▸ **What is asked**
Repeat the data below exactly, dropping any pictures it holds.

▸ **Records to use**
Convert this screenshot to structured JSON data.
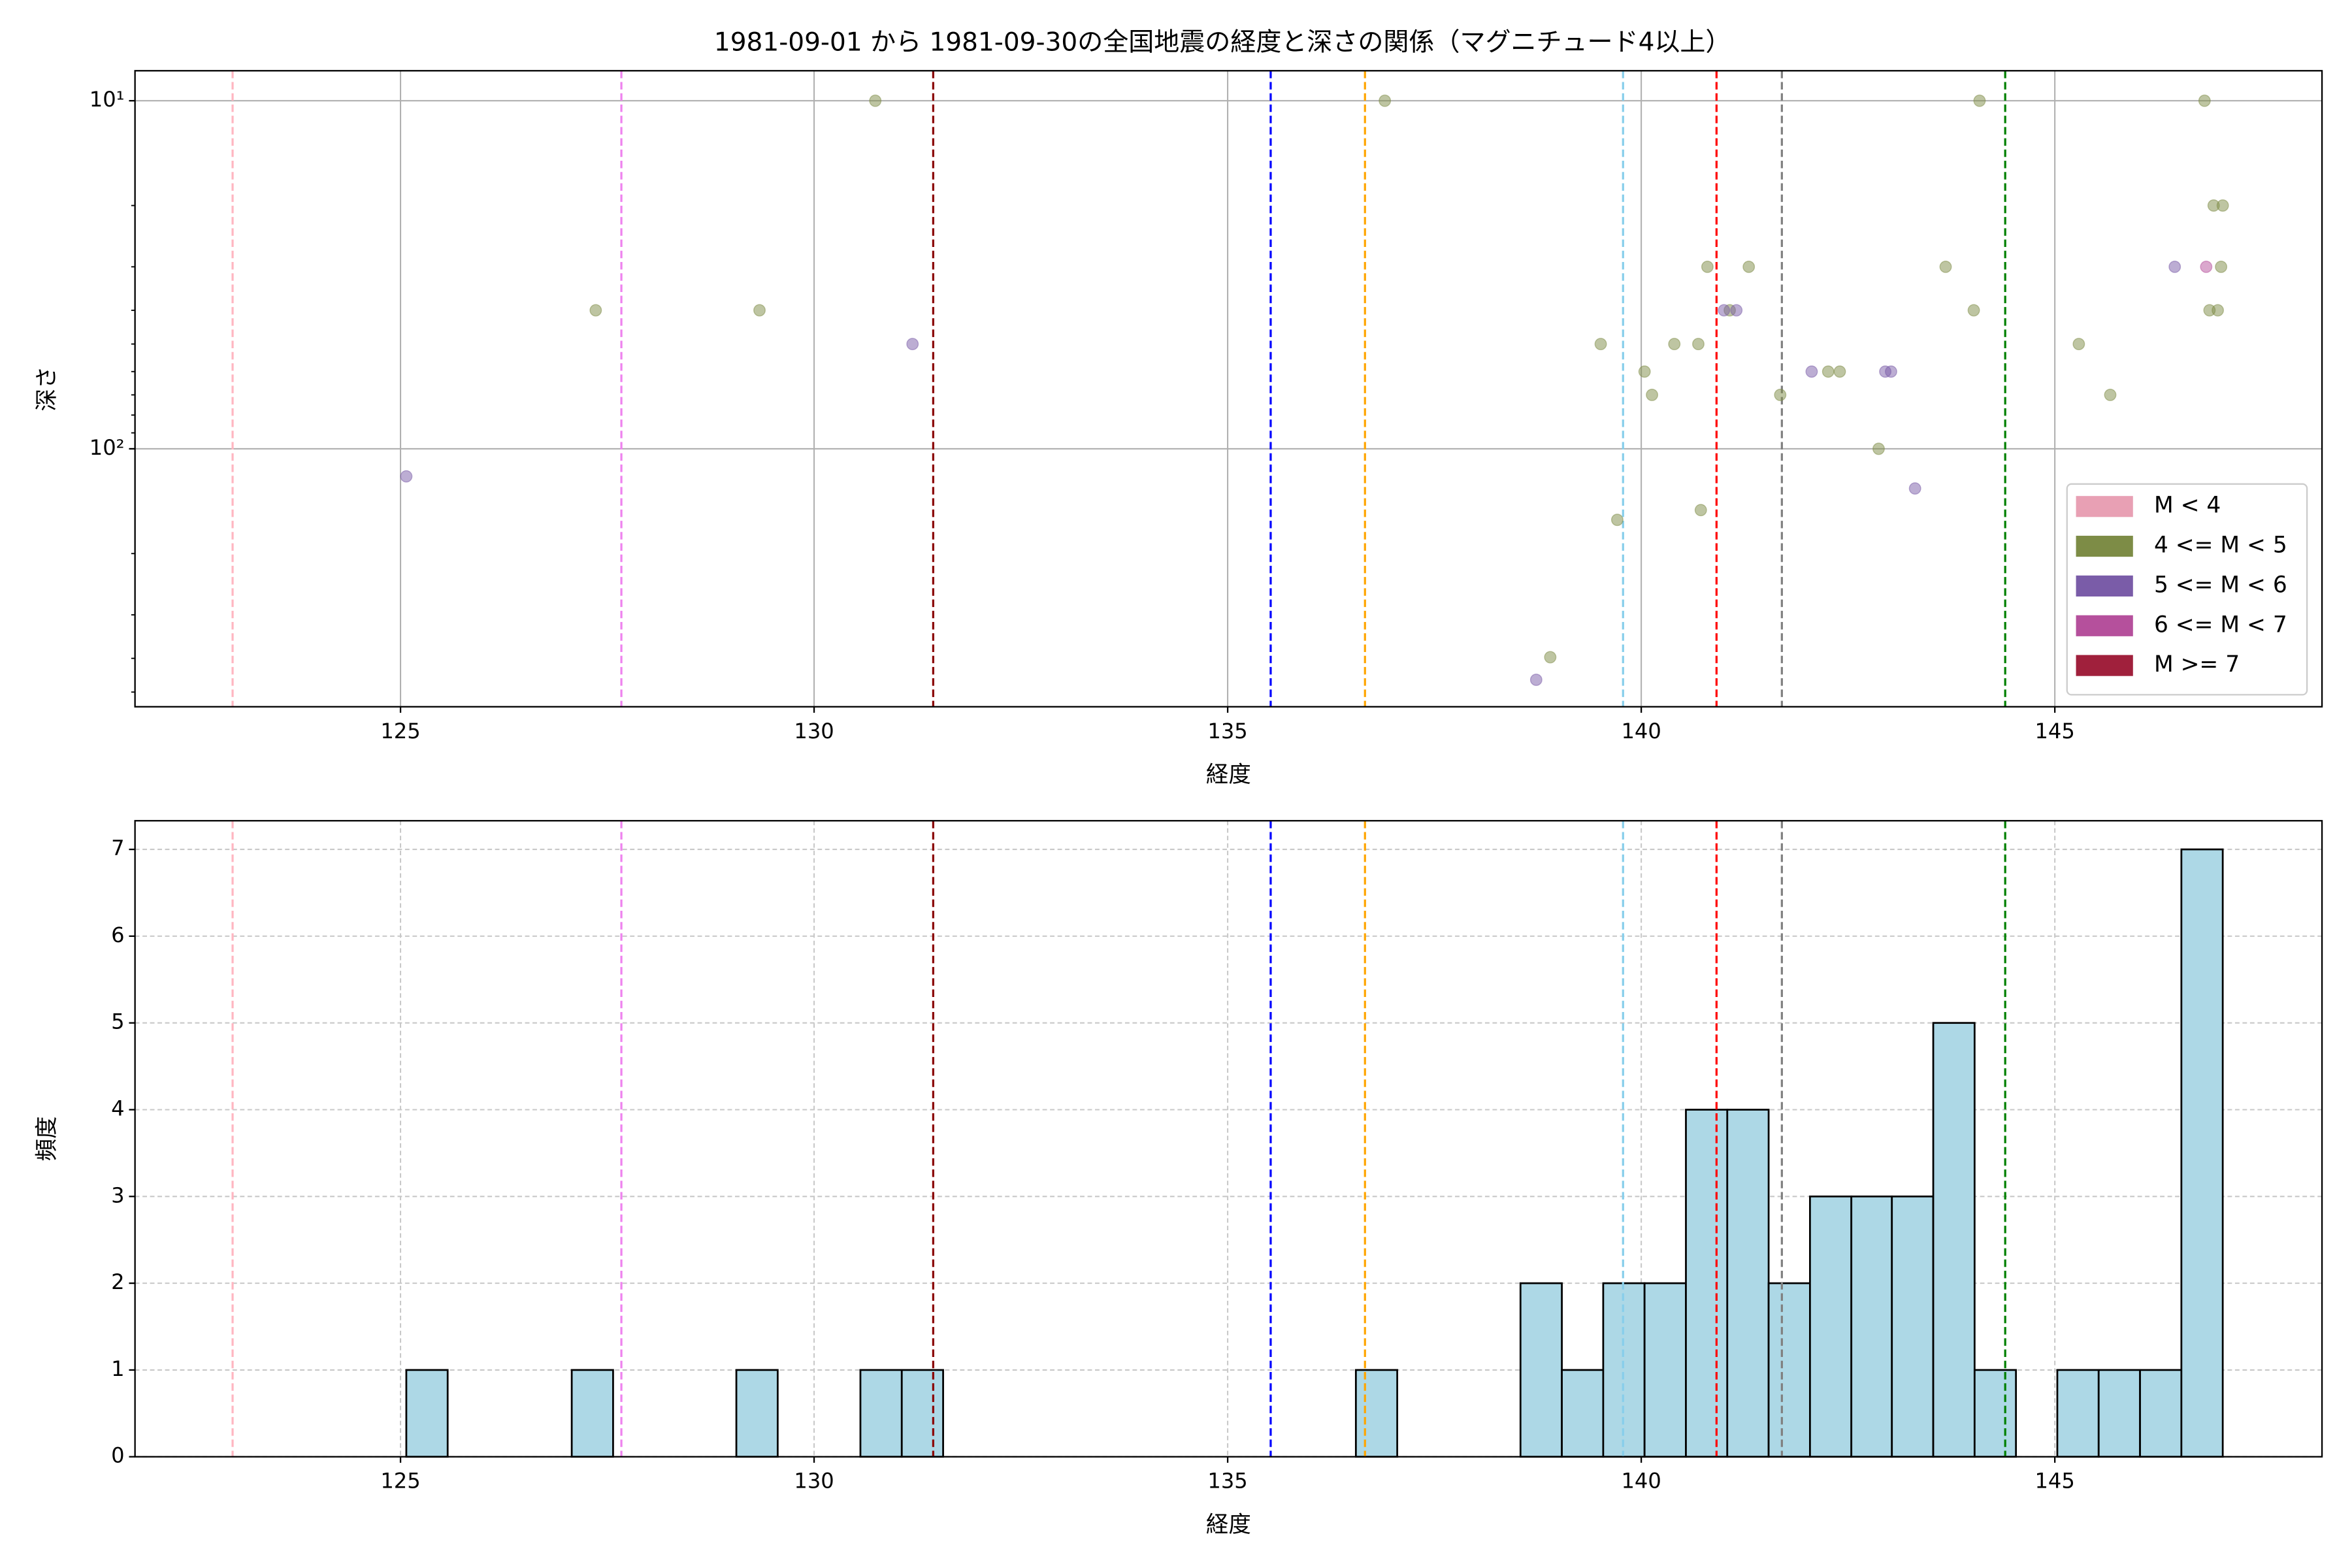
{
  "chart_data": [
    {
      "type": "scatter",
      "title": "1981-09-01 から 1981-09-30の全国地震の経度と深さの関係（マグニチュード4以上）",
      "xlabel": "経度",
      "ylabel": "深さ",
      "xlim": [
        121.79,
        148.23
      ],
      "xticks": [
        125,
        130,
        135,
        140,
        145
      ],
      "ylim": [
        8.2,
        551
      ],
      "log_scale_y": true,
      "y_inverted": true,
      "yticks": [
        {
          "value": 10,
          "label": "10¹"
        },
        {
          "value": 100,
          "label": "10²"
        }
      ],
      "y_minor_ticks": [
        20,
        30,
        40,
        50,
        60,
        70,
        80,
        90,
        200,
        300,
        400,
        500
      ],
      "grid": true,
      "legend": "lower right",
      "reference_lines": [
        {
          "x": 122.97,
          "color": "#ffb6c1"
        },
        {
          "x": 127.67,
          "color": "#ee82ee"
        },
        {
          "x": 131.44,
          "color": "#8b0000"
        },
        {
          "x": 135.52,
          "color": "#0000ff"
        },
        {
          "x": 136.66,
          "color": "#ffa500"
        },
        {
          "x": 139.78,
          "color": "#87ceeb"
        },
        {
          "x": 140.91,
          "color": "#ff0000"
        },
        {
          "x": 141.7,
          "color": "#808080"
        },
        {
          "x": 144.4,
          "color": "#008000"
        }
      ],
      "series": [
        {
          "name": "M < 4",
          "color": "#e8a0b4",
          "x": [],
          "values": []
        },
        {
          "name": "4 <= M < 5",
          "color": "#7d8c46",
          "x": [
            127.36,
            129.34,
            130.74,
            136.9,
            138.9,
            139.51,
            139.71,
            140.04,
            140.13,
            140.4,
            140.69,
            140.72,
            140.8,
            141.07,
            141.3,
            141.68,
            142.26,
            142.4,
            142.87,
            143.68,
            144.02,
            144.09,
            145.29,
            145.67,
            146.81,
            146.87,
            146.92,
            146.97,
            147.01,
            147.03
          ],
          "values": [
            40,
            40,
            10,
            10,
            397,
            50,
            160,
            60,
            70,
            50,
            50,
            150,
            30,
            40,
            30,
            70,
            60,
            60,
            100,
            30,
            40,
            10,
            50,
            70,
            10,
            40,
            20,
            40,
            30,
            20
          ]
        },
        {
          "name": "5 <= M < 6",
          "color": "#7a5ca8",
          "x": [
            125.07,
            131.19,
            138.73,
            141.0,
            141.15,
            142.06,
            142.95,
            143.02,
            143.31,
            146.45
          ],
          "values": [
            120,
            50,
            461,
            40,
            40,
            60,
            60,
            60,
            130,
            30
          ]
        },
        {
          "name": "6 <= M < 7",
          "color": "#b5509c",
          "x": [
            146.83
          ],
          "values": [
            30
          ]
        },
        {
          "name": "M >= 7",
          "color": "#a0203c",
          "x": [],
          "values": []
        }
      ]
    },
    {
      "type": "histogram",
      "xlabel": "経度",
      "ylabel": "頻度",
      "xlim": [
        121.79,
        148.23
      ],
      "xticks": [
        125,
        130,
        135,
        140,
        145
      ],
      "ylim": [
        0,
        7.33
      ],
      "yticks": [
        0,
        1,
        2,
        3,
        4,
        5,
        6,
        7
      ],
      "grid": true,
      "color": "#add8e6",
      "edgecolor": "#000000",
      "bins": [
        125.07,
        125.57,
        126.07,
        126.57,
        127.07,
        127.57,
        128.06,
        128.56,
        129.06,
        129.56,
        130.06,
        130.56,
        131.06,
        131.56,
        132.06,
        132.56,
        133.05,
        133.55,
        134.05,
        134.55,
        135.05,
        135.55,
        136.05,
        136.55,
        137.05,
        137.55,
        138.04,
        138.54,
        139.04,
        139.54,
        140.04,
        140.54,
        141.04,
        141.54,
        142.04,
        142.54,
        143.03,
        143.53,
        144.03,
        144.53,
        145.03,
        145.53,
        146.03,
        146.53,
        147.03
      ],
      "counts": [
        1,
        0,
        0,
        0,
        1,
        0,
        0,
        0,
        1,
        0,
        0,
        1,
        1,
        0,
        0,
        0,
        0,
        0,
        0,
        0,
        0,
        0,
        0,
        1,
        0,
        0,
        0,
        2,
        1,
        2,
        2,
        4,
        4,
        2,
        3,
        3,
        3,
        5,
        1,
        0,
        1,
        1,
        1,
        7
      ],
      "reference_lines": [
        {
          "x": 122.97,
          "color": "#ffb6c1"
        },
        {
          "x": 127.67,
          "color": "#ee82ee"
        },
        {
          "x": 131.44,
          "color": "#8b0000"
        },
        {
          "x": 135.52,
          "color": "#0000ff"
        },
        {
          "x": 136.66,
          "color": "#ffa500"
        },
        {
          "x": 139.78,
          "color": "#87ceeb"
        },
        {
          "x": 140.91,
          "color": "#ff0000"
        },
        {
          "x": 141.7,
          "color": "#808080"
        },
        {
          "x": 144.4,
          "color": "#008000"
        }
      ]
    }
  ]
}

▸ **Answer to the exercise**
Convert this screenshot to structured JSON data.
{
  "chart_data": [
    {
      "type": "scatter",
      "title": "1981-09-01 から 1981-09-30の全国地震の経度と深さの関係（マグニチュード4以上）",
      "xlabel": "経度",
      "ylabel": "深さ",
      "xlim": [
        121.79,
        148.23
      ],
      "xticks": [
        125,
        130,
        135,
        140,
        145
      ],
      "ylim": [
        8.2,
        551
      ],
      "log_scale_y": true,
      "y_inverted": true,
      "yticks": [
        {
          "value": 10,
          "label": "10¹"
        },
        {
          "value": 100,
          "label": "10²"
        }
      ],
      "y_minor_ticks": [
        20,
        30,
        40,
        50,
        60,
        70,
        80,
        90,
        200,
        300,
        400,
        500
      ],
      "grid": true,
      "legend": "lower right",
      "reference_lines": [
        {
          "x": 122.97,
          "color": "#ffb6c1"
        },
        {
          "x": 127.67,
          "color": "#ee82ee"
        },
        {
          "x": 131.44,
          "color": "#8b0000"
        },
        {
          "x": 135.52,
          "color": "#0000ff"
        },
        {
          "x": 136.66,
          "color": "#ffa500"
        },
        {
          "x": 139.78,
          "color": "#87ceeb"
        },
        {
          "x": 140.91,
          "color": "#ff0000"
        },
        {
          "x": 141.7,
          "color": "#808080"
        },
        {
          "x": 144.4,
          "color": "#008000"
        }
      ],
      "series": [
        {
          "name": "M < 4",
          "color": "#e8a0b4",
          "x": [],
          "values": []
        },
        {
          "name": "4 <= M < 5",
          "color": "#7d8c46",
          "x": [
            127.36,
            129.34,
            130.74,
            136.9,
            138.9,
            139.51,
            139.71,
            140.04,
            140.13,
            140.4,
            140.69,
            140.72,
            140.8,
            141.07,
            141.3,
            141.68,
            142.26,
            142.4,
            142.87,
            143.68,
            144.02,
            144.09,
            145.29,
            145.67,
            146.81,
            146.87,
            146.92,
            146.97,
            147.01,
            147.03
          ],
          "values": [
            40,
            40,
            10,
            10,
            397,
            50,
            160,
            60,
            70,
            50,
            50,
            150,
            30,
            40,
            30,
            70,
            60,
            60,
            100,
            30,
            40,
            10,
            50,
            70,
            10,
            40,
            20,
            40,
            30,
            20
          ]
        },
        {
          "name": "5 <= M < 6",
          "color": "#7a5ca8",
          "x": [
            125.07,
            131.19,
            138.73,
            141.0,
            141.15,
            142.06,
            142.95,
            143.02,
            143.31,
            146.45
          ],
          "values": [
            120,
            50,
            461,
            40,
            40,
            60,
            60,
            60,
            130,
            30
          ]
        },
        {
          "name": "6 <= M < 7",
          "color": "#b5509c",
          "x": [
            146.83
          ],
          "values": [
            30
          ]
        },
        {
          "name": "M >= 7",
          "color": "#a0203c",
          "x": [],
          "values": []
        }
      ]
    },
    {
      "type": "histogram",
      "xlabel": "経度",
      "ylabel": "頻度",
      "xlim": [
        121.79,
        148.23
      ],
      "xticks": [
        125,
        130,
        135,
        140,
        145
      ],
      "ylim": [
        0,
        7.33
      ],
      "yticks": [
        0,
        1,
        2,
        3,
        4,
        5,
        6,
        7
      ],
      "grid": true,
      "color": "#add8e6",
      "edgecolor": "#000000",
      "bins": [
        125.07,
        125.57,
        126.07,
        126.57,
        127.07,
        127.57,
        128.06,
        128.56,
        129.06,
        129.56,
        130.06,
        130.56,
        131.06,
        131.56,
        132.06,
        132.56,
        133.05,
        133.55,
        134.05,
        134.55,
        135.05,
        135.55,
        136.05,
        136.55,
        137.05,
        137.55,
        138.04,
        138.54,
        139.04,
        139.54,
        140.04,
        140.54,
        141.04,
        141.54,
        142.04,
        142.54,
        143.03,
        143.53,
        144.03,
        144.53,
        145.03,
        145.53,
        146.03,
        146.53,
        147.03
      ],
      "counts": [
        1,
        0,
        0,
        0,
        1,
        0,
        0,
        0,
        1,
        0,
        0,
        1,
        1,
        0,
        0,
        0,
        0,
        0,
        0,
        0,
        0,
        0,
        0,
        1,
        0,
        0,
        0,
        2,
        1,
        2,
        2,
        4,
        4,
        2,
        3,
        3,
        3,
        5,
        1,
        0,
        1,
        1,
        1,
        7
      ],
      "reference_lines": [
        {
          "x": 122.97,
          "color": "#ffb6c1"
        },
        {
          "x": 127.67,
          "color": "#ee82ee"
        },
        {
          "x": 131.44,
          "color": "#8b0000"
        },
        {
          "x": 135.52,
          "color": "#0000ff"
        },
        {
          "x": 136.66,
          "color": "#ffa500"
        },
        {
          "x": 139.78,
          "color": "#87ceeb"
        },
        {
          "x": 140.91,
          "color": "#ff0000"
        },
        {
          "x": 141.7,
          "color": "#808080"
        },
        {
          "x": 144.4,
          "color": "#008000"
        }
      ]
    }
  ]
}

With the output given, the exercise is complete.